§ What to produce
All of the material below is to be retyped exactly.

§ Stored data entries
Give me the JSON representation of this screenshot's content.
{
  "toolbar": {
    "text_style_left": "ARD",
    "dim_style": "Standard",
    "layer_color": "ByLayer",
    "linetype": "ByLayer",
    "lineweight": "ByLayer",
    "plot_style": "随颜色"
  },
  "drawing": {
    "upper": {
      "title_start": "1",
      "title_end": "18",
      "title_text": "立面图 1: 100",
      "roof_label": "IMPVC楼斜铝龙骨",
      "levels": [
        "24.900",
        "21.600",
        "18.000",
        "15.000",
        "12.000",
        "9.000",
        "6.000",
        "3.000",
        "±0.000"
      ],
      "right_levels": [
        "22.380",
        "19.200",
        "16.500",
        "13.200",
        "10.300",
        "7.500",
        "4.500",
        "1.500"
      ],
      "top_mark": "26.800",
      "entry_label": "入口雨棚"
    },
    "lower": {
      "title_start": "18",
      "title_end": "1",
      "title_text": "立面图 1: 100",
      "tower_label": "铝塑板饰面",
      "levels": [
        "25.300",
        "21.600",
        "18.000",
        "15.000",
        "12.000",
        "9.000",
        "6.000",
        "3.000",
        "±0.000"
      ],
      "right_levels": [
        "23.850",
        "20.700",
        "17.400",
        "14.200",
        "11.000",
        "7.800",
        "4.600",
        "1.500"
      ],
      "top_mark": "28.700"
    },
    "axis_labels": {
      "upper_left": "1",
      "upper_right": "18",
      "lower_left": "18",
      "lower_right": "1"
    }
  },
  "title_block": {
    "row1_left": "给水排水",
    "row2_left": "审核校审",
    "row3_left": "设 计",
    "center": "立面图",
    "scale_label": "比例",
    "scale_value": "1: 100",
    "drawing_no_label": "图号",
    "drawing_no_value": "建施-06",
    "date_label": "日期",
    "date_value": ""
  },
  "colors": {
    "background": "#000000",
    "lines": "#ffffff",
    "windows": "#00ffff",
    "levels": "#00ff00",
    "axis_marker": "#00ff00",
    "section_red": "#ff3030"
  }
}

§ Right answer
Give me the JSON representation of this screenshot's content.
{
  "toolbar": {
    "text_style_left": "ARD",
    "dim_style": "Standard",
    "layer_color": "ByLayer",
    "linetype": "ByLayer",
    "lineweight": "ByLayer",
    "plot_style": "随颜色"
  },
  "drawing": {
    "upper": {
      "title_start": "1",
      "title_end": "18",
      "title_text": "立面图 1: 100",
      "roof_label": "IMPVC楼斜铝龙骨",
      "levels": [
        "24.900",
        "21.600",
        "18.000",
        "15.000",
        "12.000",
        "9.000",
        "6.000",
        "3.000",
        "±0.000"
      ],
      "right_levels": [
        "22.380",
        "19.200",
        "16.500",
        "13.200",
        "10.300",
        "7.500",
        "4.500",
        "1.500"
      ],
      "top_mark": "26.800",
      "entry_label": "入口雨棚"
    },
    "lower": {
      "title_start": "18",
      "title_end": "1",
      "title_text": "立面图 1: 100",
      "tower_label": "铝塑板饰面",
      "levels": [
        "25.300",
        "21.600",
        "18.000",
        "15.000",
        "12.000",
        "9.000",
        "6.000",
        "3.000",
        "±0.000"
      ],
      "right_levels": [
        "23.850",
        "20.700",
        "17.400",
        "14.200",
        "11.000",
        "7.800",
        "4.600",
        "1.500"
      ],
      "top_mark": "28.700"
    },
    "axis_labels": {
      "upper_left": "1",
      "upper_right": "18",
      "lower_left": "18",
      "lower_right": "1"
    }
  },
  "title_block": {
    "row1_left": "给水排水",
    "row2_left": "审核校审",
    "row3_left": "设 计",
    "center": "立面图",
    "scale_label": "比例",
    "scale_value": "1: 100",
    "drawing_no_label": "图号",
    "drawing_no_value": "建施-06",
    "date_label": "日期",
    "date_value": ""
  },
  "colors": {
    "background": "#000000",
    "lines": "#ffffff",
    "windows": "#00ffff",
    "levels": "#00ff00",
    "axis_marker": "#00ff00",
    "section_red": "#ff3030"
  }
}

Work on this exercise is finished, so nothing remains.